* [Directions]
Rewrite the entries from the first one through the line containing "window-box-end <box>218 256 229 384</box>", swapping "Acceleration" for "Acceleration (m/s²)" and changing nothing else.

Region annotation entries
:::::
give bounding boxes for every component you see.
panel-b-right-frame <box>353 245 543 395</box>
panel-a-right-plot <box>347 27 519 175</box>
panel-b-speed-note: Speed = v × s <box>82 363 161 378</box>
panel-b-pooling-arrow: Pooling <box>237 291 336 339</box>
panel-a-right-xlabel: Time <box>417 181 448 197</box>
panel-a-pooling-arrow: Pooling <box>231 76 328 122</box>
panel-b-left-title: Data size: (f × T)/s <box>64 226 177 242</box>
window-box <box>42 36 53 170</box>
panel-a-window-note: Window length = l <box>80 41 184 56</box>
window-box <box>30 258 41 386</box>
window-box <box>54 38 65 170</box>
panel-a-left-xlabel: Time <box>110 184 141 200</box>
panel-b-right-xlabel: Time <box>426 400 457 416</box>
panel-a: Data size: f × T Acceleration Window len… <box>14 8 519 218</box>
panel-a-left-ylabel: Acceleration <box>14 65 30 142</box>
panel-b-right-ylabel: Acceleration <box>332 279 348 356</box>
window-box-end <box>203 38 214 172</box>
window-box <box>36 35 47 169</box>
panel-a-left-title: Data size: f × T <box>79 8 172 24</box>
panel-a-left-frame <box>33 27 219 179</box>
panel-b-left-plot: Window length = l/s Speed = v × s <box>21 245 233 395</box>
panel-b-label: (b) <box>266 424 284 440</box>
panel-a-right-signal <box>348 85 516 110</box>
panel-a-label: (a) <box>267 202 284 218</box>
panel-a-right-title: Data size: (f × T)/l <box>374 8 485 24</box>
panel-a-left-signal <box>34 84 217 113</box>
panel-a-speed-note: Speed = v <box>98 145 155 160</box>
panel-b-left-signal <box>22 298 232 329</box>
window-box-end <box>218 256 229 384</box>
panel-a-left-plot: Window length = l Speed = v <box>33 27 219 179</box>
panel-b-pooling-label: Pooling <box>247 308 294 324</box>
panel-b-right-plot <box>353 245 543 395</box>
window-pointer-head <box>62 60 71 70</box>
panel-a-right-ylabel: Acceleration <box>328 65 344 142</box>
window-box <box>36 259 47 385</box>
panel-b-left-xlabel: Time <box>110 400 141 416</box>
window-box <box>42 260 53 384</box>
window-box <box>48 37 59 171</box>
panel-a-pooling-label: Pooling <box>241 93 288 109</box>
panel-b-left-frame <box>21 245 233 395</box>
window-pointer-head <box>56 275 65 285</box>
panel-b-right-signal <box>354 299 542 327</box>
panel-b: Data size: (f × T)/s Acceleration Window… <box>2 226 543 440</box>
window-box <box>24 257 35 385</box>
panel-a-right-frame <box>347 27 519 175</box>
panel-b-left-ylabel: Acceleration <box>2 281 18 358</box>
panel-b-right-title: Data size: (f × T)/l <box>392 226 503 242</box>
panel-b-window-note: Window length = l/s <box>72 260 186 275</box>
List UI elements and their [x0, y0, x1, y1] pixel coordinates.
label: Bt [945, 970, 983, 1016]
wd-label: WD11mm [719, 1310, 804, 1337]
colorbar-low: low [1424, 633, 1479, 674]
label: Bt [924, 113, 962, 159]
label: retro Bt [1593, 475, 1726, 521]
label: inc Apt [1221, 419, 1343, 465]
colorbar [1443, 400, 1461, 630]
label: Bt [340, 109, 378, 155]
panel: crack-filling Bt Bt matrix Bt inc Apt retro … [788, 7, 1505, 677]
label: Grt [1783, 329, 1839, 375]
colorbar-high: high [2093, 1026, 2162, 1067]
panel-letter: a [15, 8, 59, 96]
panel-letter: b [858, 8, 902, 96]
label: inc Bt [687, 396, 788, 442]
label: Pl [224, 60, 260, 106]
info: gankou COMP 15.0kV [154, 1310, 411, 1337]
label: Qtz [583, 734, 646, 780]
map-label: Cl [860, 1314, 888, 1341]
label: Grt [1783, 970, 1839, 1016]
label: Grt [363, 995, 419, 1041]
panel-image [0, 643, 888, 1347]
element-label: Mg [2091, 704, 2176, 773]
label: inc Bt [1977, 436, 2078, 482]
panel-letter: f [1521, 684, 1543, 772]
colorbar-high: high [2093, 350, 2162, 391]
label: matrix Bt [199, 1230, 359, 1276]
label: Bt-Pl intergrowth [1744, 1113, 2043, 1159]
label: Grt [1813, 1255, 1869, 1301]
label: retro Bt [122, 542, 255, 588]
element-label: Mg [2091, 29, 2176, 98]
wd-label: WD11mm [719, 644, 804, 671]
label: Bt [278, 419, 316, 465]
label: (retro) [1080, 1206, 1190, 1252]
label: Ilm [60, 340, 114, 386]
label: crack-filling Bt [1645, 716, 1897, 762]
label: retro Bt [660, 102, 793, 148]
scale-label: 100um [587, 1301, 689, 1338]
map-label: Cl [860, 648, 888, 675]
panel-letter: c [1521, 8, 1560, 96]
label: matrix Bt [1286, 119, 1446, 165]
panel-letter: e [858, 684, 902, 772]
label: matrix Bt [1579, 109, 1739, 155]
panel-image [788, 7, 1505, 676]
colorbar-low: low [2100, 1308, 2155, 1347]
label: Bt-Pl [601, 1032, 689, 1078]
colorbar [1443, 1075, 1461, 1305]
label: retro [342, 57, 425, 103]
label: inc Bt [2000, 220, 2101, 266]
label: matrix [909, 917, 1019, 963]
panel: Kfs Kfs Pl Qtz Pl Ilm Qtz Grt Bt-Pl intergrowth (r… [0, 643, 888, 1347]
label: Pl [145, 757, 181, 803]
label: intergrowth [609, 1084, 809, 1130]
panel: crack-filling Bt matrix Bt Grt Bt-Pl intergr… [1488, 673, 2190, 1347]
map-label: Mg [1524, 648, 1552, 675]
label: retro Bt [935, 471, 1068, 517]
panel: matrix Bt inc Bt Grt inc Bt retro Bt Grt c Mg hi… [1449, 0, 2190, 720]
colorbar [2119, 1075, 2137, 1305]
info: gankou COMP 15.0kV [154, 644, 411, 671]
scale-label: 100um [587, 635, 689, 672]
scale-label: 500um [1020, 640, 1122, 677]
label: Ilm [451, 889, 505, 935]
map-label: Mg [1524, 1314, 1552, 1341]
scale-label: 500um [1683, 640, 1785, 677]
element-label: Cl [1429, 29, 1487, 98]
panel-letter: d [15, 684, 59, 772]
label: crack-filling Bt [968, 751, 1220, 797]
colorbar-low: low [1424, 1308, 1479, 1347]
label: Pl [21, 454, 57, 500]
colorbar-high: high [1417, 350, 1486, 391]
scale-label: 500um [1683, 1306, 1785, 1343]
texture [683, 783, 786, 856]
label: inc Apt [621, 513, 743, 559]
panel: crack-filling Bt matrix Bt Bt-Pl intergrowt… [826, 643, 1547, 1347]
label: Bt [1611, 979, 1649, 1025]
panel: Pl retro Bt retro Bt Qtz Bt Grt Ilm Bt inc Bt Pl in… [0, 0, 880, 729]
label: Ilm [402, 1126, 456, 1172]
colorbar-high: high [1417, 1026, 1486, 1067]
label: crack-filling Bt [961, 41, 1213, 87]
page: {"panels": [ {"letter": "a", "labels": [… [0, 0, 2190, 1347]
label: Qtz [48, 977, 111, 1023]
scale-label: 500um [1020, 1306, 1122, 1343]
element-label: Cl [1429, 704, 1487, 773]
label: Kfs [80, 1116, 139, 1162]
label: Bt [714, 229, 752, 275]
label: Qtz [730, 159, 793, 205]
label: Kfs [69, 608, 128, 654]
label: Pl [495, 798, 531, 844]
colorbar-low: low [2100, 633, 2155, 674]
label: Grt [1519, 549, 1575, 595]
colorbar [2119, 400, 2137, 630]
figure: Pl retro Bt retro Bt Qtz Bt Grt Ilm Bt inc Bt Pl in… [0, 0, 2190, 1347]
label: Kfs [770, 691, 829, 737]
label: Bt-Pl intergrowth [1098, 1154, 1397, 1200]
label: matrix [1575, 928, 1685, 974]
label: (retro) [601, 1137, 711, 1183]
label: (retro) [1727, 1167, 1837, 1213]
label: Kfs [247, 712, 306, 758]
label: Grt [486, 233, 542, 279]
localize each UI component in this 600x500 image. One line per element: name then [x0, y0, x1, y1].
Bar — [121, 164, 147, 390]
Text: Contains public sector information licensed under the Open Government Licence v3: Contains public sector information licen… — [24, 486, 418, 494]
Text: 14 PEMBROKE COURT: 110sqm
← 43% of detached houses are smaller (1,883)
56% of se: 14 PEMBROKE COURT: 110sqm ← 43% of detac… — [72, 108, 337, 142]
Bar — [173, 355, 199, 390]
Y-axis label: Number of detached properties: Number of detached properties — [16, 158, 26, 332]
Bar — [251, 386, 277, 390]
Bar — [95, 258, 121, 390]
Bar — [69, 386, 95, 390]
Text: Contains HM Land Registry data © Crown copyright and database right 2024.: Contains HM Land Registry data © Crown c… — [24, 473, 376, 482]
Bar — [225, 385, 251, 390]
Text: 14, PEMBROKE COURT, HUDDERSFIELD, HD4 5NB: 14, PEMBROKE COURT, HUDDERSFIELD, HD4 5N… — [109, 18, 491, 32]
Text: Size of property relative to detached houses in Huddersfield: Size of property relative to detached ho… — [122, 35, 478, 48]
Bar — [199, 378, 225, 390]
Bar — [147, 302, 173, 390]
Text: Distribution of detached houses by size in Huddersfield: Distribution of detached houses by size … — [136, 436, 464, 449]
:::::
* [Written answer]
give bounding boxes for every component you see.
panel-b-right-frame <box>353 245 543 395</box>
panel-a-right-plot <box>347 27 519 175</box>
panel-b-speed-note: Speed = v × s <box>82 363 161 378</box>
panel-b-pooling-arrow: Pooling <box>237 291 336 339</box>
panel-a-right-xlabel: Time <box>417 181 448 197</box>
panel-a-pooling-arrow: Pooling <box>231 76 328 122</box>
panel-b-left-title: Data size: (f × T)/s <box>64 226 177 242</box>
window-box <box>42 36 53 170</box>
panel-a-window-note: Window length = l <box>80 41 184 56</box>
window-box <box>30 258 41 386</box>
window-box <box>54 38 65 170</box>
panel-a-left-xlabel: Time <box>110 184 141 200</box>
panel-b-right-xlabel: Time <box>426 400 457 416</box>
panel-a: Data size: f × T Acceleration (m/s²) Window len… <box>14 8 519 218</box>
panel-a-left-ylabel: Acceleration (m/s²) <box>14 65 30 142</box>
panel-b-right-ylabel: Acceleration (m/s²) <box>332 279 348 356</box>
window-box-end <box>203 38 214 172</box>
window-box <box>36 35 47 169</box>
panel-a-left-title: Data size: f × T <box>79 8 172 24</box>
panel-a-left-frame <box>33 27 219 179</box>
panel-b-left-plot: Window length = l/s Speed = v × s <box>21 245 233 395</box>
panel-b-label: (b) <box>266 424 284 440</box>
panel-a-right-signal <box>348 85 516 110</box>
panel-a-label: (a) <box>267 202 284 218</box>
panel-a-right-title: Data size: (f × T)/l <box>374 8 485 24</box>
panel-a-left-signal <box>34 84 217 113</box>
panel-a-speed-note: Speed = v <box>98 145 155 160</box>
panel-b-left-signal <box>22 298 232 329</box>
window-box-end <box>218 256 229 384</box>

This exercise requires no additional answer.